# [Extracted text]
----

Chapter 24 this week, entitled “Anti-Life,” a title that has several shades of meaning. I prefer to call it “Cherryl’s Chapter,” after the young lady for whom at last we have heard the other shoe drop, a shoe that has been suspended since she met Jim Taggart in Chapter 9 and married him three chapters later. She is one of two characters in Atlas Shrugged whose moral standards are admirable on Rand’s terms and whose lives will be blighted and eventually forfeited as a consequence, their own lives’ circumstances placing them in positions of vulnerability and without the strength to fight back. The other shall remain nameless for now.

Jim returns home after sealing quite a deal, really, and he made it all by himself, or so he tells his wife. Orren Boyle’s fingers are in this, along with a mysterious figure from Chile with a wife who knows how to deal, but Cherryl need not be bothered with the details. It’s a betrayal as well, and James wants to toast it with champagne.

But something has changed with Cherryl. She is asking questions she wouldn’t have asked before and it’s making Jim very nervous. She knows something she didn’t before. And the tenor of the questions hints that she suspects that he isn’t the railroad magnate she worshipped after all. We know it was Dagny, but does Cherryl? And if so, how did she find out?

----

Entries from a data collection:

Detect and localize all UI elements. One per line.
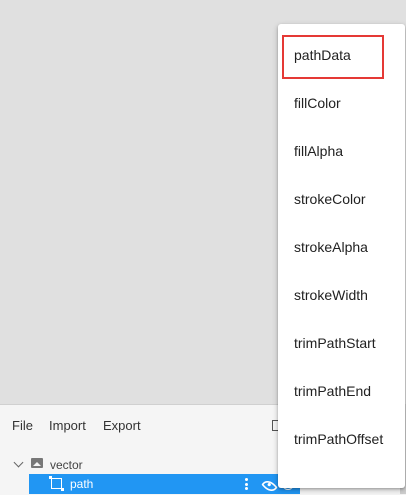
menu-item-fillcolor[interactable]: fillColor [278, 80, 405, 128]
menu-item-label: trimPathStart [294, 335, 376, 351]
menu-item-trimpathend[interactable]: trimPathEnd [278, 368, 405, 416]
menu-item-label: strokeColor [294, 191, 366, 207]
more-vert-icon[interactable] [245, 478, 248, 492]
menu-item-strokewidth[interactable]: strokeWidth [278, 272, 405, 320]
menu-item-label: trimPathEnd [294, 383, 372, 399]
import-menu-button[interactable]: Import [49, 418, 86, 433]
menu-item-fillalpha[interactable]: fillAlpha [278, 128, 405, 176]
menu-item-label: fillAlpha [294, 143, 344, 159]
menu-item-strokecolor[interactable]: strokeColor [278, 176, 405, 224]
menu-item-strokealpha[interactable]: strokeAlpha [278, 224, 405, 272]
menu-item-label: strokeAlpha [294, 239, 368, 255]
layer-label: vector [50, 458, 83, 472]
menu-item-label: strokeWidth [294, 287, 368, 303]
layer-label: path [70, 477, 94, 491]
property-dropdown-menu: pathData fillColor fillAlpha strokeColor… [278, 24, 405, 488]
path-icon [49, 476, 64, 491]
menu-item-pathdata[interactable]: pathData [278, 32, 405, 80]
file-menu-button[interactable]: File [12, 418, 33, 433]
chevron-down-icon[interactable] [13, 457, 24, 468]
export-menu-button[interactable]: Export [103, 418, 141, 433]
menu-item-label: pathData [294, 47, 351, 63]
image-icon [31, 458, 43, 468]
menu-item-label: fillColor [294, 95, 341, 111]
menu-item-trimpathstart[interactable]: trimPathStart [278, 320, 405, 368]
menu-item-label: trimPathOffset [294, 431, 384, 447]
menu-item-trimpathoffset[interactable]: trimPathOffset [278, 416, 405, 464]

----

# [Required actions]
A – In the Atlas Shrugged commentary, in which chapter did Cherryl first meet Jim Taggart?
B – Name every Atlas Shrugged character mentioned by name in the Atlas Shrugged commentary.
C – Extend the Atlas Shrugged commentary past its last sentence.
None of the entries are needed here.

# [Answers]
A – Chapter 9.

B – Cherryl, Jim Taggart (James), Orren Boyle, Dagny

C –
She doesn’t appear all that impressed with Jim’s coup. He is party to an agreement under which various governments intend to nationalize d’Anconia Copper, and he has a lot of money riding on the theft, although precisely how isn’t specified. The looters are finally moving on Francisco.

They’ve already moved on Bertram Scudder, the poison-tongued polemicist on whose program Dagny made a mockery of blackmail by declaring her affair with Rearden. The program is no more as a consequence. We do not mourn Scudder and neither does Cherryl but she does wonder aloud why Jim, in whose circle Scudder resided, didn’t save him. An odd question that makes us realize that Cherryl is now judging her husband on her own terms and has found him wanting.

Cherryl has done some research of her own, some simple inquiries that led her to the office of Eddie Willers. It was Eddie who told her the whole truth. Everything she thought she married in Jim resides, in fact, in Dagny.

“Thank you, Mr. Willers,” was all she said when he finished.

And because Cherryl is, when all is said and done, as scrupulous about her personal honor as anyone in the novel, she looks up Dagny and apologizes. It is interesting that we have not really seen Dagny in interaction with other women to this point, except for the contemptible Lillian Rearden. Cherryl is Lillian’s opposite in every respect. Dagny understands that she has met something clean and brave and struggling to live.

“Dagny, how did you do it? How did you manage to remain unmangled?”

“By holding to just one rule…to place nothing – nothing – above the verdict of my own mind.”

“…What held you through it?”

“The knowledge that my life is the highest of values, too high to give up without a fight.”

“The reason I ask is because…somehow, people always made me feel as if they thought it was a sin…”

That is “anti-life” as Rand has come to make us understand it. One’s life is not one’s own, but someone else has the ultimate claim on it. It is that proposition that Galt’s oath defies.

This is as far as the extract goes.